■ TASK PROMPT
Every line of the material below should be repeated exactly.

* start EXTRACTED DATA *

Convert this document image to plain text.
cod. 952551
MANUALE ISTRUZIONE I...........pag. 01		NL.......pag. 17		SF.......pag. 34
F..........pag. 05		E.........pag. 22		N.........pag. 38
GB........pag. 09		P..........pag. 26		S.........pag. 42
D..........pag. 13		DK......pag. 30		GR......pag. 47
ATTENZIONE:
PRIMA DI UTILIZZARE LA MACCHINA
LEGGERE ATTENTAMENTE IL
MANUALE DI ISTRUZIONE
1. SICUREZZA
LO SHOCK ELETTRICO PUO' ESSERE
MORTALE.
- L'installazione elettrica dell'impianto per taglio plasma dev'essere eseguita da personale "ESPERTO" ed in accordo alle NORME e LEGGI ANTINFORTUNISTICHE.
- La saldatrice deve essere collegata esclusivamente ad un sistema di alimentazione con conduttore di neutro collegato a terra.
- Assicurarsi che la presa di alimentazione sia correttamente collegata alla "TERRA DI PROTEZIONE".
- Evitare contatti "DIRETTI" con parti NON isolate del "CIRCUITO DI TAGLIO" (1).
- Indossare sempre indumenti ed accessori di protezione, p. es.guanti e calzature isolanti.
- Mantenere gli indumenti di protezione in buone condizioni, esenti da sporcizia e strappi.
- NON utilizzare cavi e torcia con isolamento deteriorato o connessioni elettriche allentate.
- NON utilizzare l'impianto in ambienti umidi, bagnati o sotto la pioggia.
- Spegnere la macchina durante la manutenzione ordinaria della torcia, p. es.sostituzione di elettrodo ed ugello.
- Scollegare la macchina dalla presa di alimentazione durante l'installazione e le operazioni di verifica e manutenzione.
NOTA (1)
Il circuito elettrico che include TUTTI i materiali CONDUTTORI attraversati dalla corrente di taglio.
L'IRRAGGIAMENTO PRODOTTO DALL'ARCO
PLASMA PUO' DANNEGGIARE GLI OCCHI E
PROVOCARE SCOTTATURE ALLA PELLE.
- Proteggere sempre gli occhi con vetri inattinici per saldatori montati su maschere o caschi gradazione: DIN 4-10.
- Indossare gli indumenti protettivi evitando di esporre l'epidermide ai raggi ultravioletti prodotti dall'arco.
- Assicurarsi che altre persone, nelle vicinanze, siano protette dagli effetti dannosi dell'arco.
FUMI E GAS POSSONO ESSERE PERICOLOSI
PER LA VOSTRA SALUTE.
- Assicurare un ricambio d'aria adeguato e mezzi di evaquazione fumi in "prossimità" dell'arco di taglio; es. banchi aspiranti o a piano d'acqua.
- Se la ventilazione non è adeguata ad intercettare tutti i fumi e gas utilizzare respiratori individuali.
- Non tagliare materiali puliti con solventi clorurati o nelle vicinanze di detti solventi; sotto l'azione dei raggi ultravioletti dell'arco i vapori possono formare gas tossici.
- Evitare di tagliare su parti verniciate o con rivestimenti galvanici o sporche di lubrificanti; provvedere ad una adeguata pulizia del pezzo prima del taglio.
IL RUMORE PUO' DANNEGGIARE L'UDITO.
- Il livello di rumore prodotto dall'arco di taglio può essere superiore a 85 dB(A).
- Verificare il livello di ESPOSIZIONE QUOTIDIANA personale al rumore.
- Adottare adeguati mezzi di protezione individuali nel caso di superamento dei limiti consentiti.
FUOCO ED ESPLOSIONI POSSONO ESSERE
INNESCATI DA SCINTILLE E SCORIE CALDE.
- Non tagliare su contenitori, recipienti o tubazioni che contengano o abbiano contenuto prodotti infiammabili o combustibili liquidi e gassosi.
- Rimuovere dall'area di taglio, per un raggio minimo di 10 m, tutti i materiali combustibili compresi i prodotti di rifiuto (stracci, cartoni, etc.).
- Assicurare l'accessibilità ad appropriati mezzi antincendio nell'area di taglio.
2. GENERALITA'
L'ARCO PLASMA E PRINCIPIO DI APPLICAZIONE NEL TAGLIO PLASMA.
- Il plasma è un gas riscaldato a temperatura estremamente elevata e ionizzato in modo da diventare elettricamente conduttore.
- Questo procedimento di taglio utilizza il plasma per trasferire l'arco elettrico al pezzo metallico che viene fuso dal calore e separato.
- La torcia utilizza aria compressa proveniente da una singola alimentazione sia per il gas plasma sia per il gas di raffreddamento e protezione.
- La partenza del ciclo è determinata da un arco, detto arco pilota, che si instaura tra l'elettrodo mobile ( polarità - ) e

* end EXTRACTED DATA *

■ WRITTEN ANSWER
Convert this document image to plain text.
cod. 952551
MANUALE ISTRUZIONE I...........pag. 01		NL.......pag. 17		SF.......pag. 34
F..........pag. 05		E.........pag. 22		N.........pag. 38
GB........pag. 09		P..........pag. 26		S.........pag. 42
D..........pag. 13		DK......pag. 30		GR......pag. 47
ATTENZIONE:
PRIMA DI UTILIZZARE LA MACCHINA
LEGGERE ATTENTAMENTE IL
MANUALE DI ISTRUZIONE
1. SICUREZZA
LO SHOCK ELETTRICO PUO' ESSERE
MORTALE.
- L'installazione elettrica dell'impianto per taglio plasma dev'essere eseguita da personale "ESPERTO" ed in accordo alle NORME e LEGGI ANTINFORTUNISTICHE.
- La saldatrice deve essere collegata esclusivamente ad un sistema di alimentazione con conduttore di neutro collegato a terra.
- Assicurarsi che la presa di alimentazione sia correttamente collegata alla "TERRA DI PROTEZIONE".
- Evitare contatti "DIRETTI" con parti NON isolate del "CIRCUITO DI TAGLIO" (1).
- Indossare sempre indumenti ed accessori di protezione, p. es.guanti e calzature isolanti.
- Mantenere gli indumenti di protezione in buone condizioni, esenti da sporcizia e strappi.
- NON utilizzare cavi e torcia con isolamento deteriorato o connessioni elettriche allentate.
- NON utilizzare l'impianto in ambienti umidi, bagnati o sotto la pioggia.
- Spegnere la macchina durante la manutenzione ordinaria della torcia, p. es.sostituzione di elettrodo ed ugello.
- Scollegare la macchina dalla presa di alimentazione durante l'installazione e le operazioni di verifica e manutenzione.
NOTA (1)
Il circuito elettrico che include TUTTI i materiali CONDUTTORI attraversati dalla corrente di taglio.
L'IRRAGGIAMENTO PRODOTTO DALL'ARCO
PLASMA PUO' DANNEGGIARE GLI OCCHI E
PROVOCARE SCOTTATURE ALLA PELLE.
- Proteggere sempre gli occhi con vetri inattinici per saldatori montati su maschere o caschi gradazione: DIN 4-10.
- Indossare gli indumenti protettivi evitando di esporre l'epidermide ai raggi ultravioletti prodotti dall'arco.
- Assicurarsi che altre persone, nelle vicinanze, siano protette dagli effetti dannosi dell'arco.
FUMI E GAS POSSONO ESSERE PERICOLOSI
PER LA VOSTRA SALUTE.
- Assicurare un ricambio d'aria adeguato e mezzi di evaquazione fumi in "prossimità" dell'arco di taglio; es. banchi aspiranti o a piano d'acqua.
- Se la ventilazione non è adeguata ad intercettare tutti i fumi e gas utilizzare respiratori individuali.
- Non tagliare materiali puliti con solventi clorurati o nelle vicinanze di detti solventi; sotto l'azione dei raggi ultravioletti dell'arco i vapori possono formare gas tossici.
- Evitare di tagliare su parti verniciate o con rivestimenti galvanici o sporche di lubrificanti; provvedere ad una adeguata pulizia del pezzo prima del taglio.
IL RUMORE PUO' DANNEGGIARE L'UDITO.
- Il livello di rumore prodotto dall'arco di taglio può essere superiore a 85 dB(A).
- Verificare il livello di ESPOSIZIONE QUOTIDIANA personale al rumore.
- Adottare adeguati mezzi di protezione individuali nel caso di superamento dei limiti consentiti.
FUOCO ED ESPLOSIONI POSSONO ESSERE
INNESCATI DA SCINTILLE E SCORIE CALDE.
- Non tagliare su contenitori, recipienti o tubazioni che contengano o abbiano contenuto prodotti infiammabili o combustibili liquidi e gassosi.
- Rimuovere dall'area di taglio, per un raggio minimo di 10 m, tutti i materiali combustibili compresi i prodotti di rifiuto (stracci, cartoni, etc.).
- Assicurare l'accessibilità ad appropriati mezzi antincendio nell'area di taglio.
2. GENERALITA'
L'ARCO PLASMA E PRINCIPIO DI APPLICAZIONE NEL TAGLIO PLASMA.
- Il plasma è un gas riscaldato a temperatura estremamente elevata e ionizzato in modo da diventare elettricamente conduttore.
- Questo procedimento di taglio utilizza il plasma per trasferire l'arco elettrico al pezzo metallico che viene fuso dal calore e separato.
- La torcia utilizza aria compressa proveniente da una singola alimentazione sia per il gas plasma sia per il gas di raffreddamento e protezione.
- La partenza del ciclo è determinata da un arco, detto arco pilota, che si instaura tra l'elettrodo mobile ( polarità - ) e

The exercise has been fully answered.